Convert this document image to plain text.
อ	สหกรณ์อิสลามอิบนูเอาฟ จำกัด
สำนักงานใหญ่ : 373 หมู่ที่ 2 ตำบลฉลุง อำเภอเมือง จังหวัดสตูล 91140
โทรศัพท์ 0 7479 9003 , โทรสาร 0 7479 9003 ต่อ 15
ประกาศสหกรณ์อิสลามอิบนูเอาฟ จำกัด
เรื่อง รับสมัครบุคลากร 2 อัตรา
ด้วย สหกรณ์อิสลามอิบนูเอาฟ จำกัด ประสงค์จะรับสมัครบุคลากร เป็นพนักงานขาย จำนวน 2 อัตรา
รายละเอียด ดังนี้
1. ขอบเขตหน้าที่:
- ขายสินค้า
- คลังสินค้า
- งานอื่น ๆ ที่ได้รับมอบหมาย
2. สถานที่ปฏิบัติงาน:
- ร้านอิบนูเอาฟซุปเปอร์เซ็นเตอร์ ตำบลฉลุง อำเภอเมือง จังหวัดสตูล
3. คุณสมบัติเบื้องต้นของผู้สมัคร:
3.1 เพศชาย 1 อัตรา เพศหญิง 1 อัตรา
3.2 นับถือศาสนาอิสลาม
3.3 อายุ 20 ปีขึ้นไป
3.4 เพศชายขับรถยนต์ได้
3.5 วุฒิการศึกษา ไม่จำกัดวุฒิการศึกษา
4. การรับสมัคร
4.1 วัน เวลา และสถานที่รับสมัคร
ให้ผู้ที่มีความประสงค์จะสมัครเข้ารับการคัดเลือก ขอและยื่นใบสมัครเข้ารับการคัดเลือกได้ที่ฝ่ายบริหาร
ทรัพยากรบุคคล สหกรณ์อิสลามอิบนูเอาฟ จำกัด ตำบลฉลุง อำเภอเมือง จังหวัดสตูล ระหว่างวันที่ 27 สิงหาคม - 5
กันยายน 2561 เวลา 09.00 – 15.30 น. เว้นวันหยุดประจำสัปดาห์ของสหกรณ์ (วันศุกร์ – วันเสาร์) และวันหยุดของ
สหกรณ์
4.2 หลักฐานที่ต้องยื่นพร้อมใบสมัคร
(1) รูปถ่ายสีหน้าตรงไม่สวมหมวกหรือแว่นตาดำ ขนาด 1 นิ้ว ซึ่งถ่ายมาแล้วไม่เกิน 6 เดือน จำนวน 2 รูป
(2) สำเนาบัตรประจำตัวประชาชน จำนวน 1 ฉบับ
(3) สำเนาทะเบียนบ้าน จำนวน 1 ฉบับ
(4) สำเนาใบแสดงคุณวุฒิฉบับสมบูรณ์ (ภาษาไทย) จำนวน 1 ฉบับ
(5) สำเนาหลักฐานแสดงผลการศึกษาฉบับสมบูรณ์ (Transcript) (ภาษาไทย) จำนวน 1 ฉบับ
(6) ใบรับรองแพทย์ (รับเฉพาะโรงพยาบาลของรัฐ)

Aim
Take the listing above and write it out again exactly.

Final answer
Convert this document image to plain text.
อ	สหกรณ์อิสลามอิบนูเอาฟ จำกัด
สำนักงานใหญ่ : 373 หมู่ที่ 2 ตำบลฉลุง อำเภอเมือง จังหวัดสตูล 91140
โทรศัพท์ 0 7479 9003 , โทรสาร 0 7479 9003 ต่อ 15
ประกาศสหกรณ์อิสลามอิบนูเอาฟ จำกัด
เรื่อง รับสมัครบุคลากร 2 อัตรา
ด้วย สหกรณ์อิสลามอิบนูเอาฟ จำกัด ประสงค์จะรับสมัครบุคลากร เป็นพนักงานขาย จำนวน 2 อัตรา
รายละเอียด ดังนี้
1. ขอบเขตหน้าที่:
- ขายสินค้า
- คลังสินค้า
- งานอื่น ๆ ที่ได้รับมอบหมาย
2. สถานที่ปฏิบัติงาน:
- ร้านอิบนูเอาฟซุปเปอร์เซ็นเตอร์ ตำบลฉลุง อำเภอเมือง จังหวัดสตูล
3. คุณสมบัติเบื้องต้นของผู้สมัคร:
3.1 เพศชาย 1 อัตรา เพศหญิง 1 อัตรา
3.2 นับถือศาสนาอิสลาม
3.3 อายุ 20 ปีขึ้นไป
3.4 เพศชายขับรถยนต์ได้
3.5 วุฒิการศึกษา ไม่จำกัดวุฒิการศึกษา
4. การรับสมัคร
4.1 วัน เวลา และสถานที่รับสมัคร
ให้ผู้ที่มีความประสงค์จะสมัครเข้ารับการคัดเลือก ขอและยื่นใบสมัครเข้ารับการคัดเลือกได้ที่ฝ่ายบริหาร
ทรัพยากรบุคคล สหกรณ์อิสลามอิบนูเอาฟ จำกัด ตำบลฉลุง อำเภอเมือง จังหวัดสตูล ระหว่างวันที่ 27 สิงหาคม - 5
กันยายน 2561 เวลา 09.00 – 15.30 น. เว้นวันหยุดประจำสัปดาห์ของสหกรณ์ (วันศุกร์ – วันเสาร์) และวันหยุดของ
สหกรณ์
4.2 หลักฐานที่ต้องยื่นพร้อมใบสมัคร
(1) รูปถ่ายสีหน้าตรงไม่สวมหมวกหรือแว่นตาดำ ขนาด 1 นิ้ว ซึ่งถ่ายมาแล้วไม่เกิน 6 เดือน จำนวน 2 รูป
(2) สำเนาบัตรประจำตัวประชาชน จำนวน 1 ฉบับ
(3) สำเนาทะเบียนบ้าน จำนวน 1 ฉบับ
(4) สำเนาใบแสดงคุณวุฒิฉบับสมบูรณ์ (ภาษาไทย) จำนวน 1 ฉบับ
(5) สำเนาหลักฐานแสดงผลการศึกษาฉบับสมบูรณ์ (Transcript) (ภาษาไทย) จำนวน 1 ฉบับ
(6) ใบรับรองแพทย์ (รับเฉพาะโรงพยาบาลของรัฐ)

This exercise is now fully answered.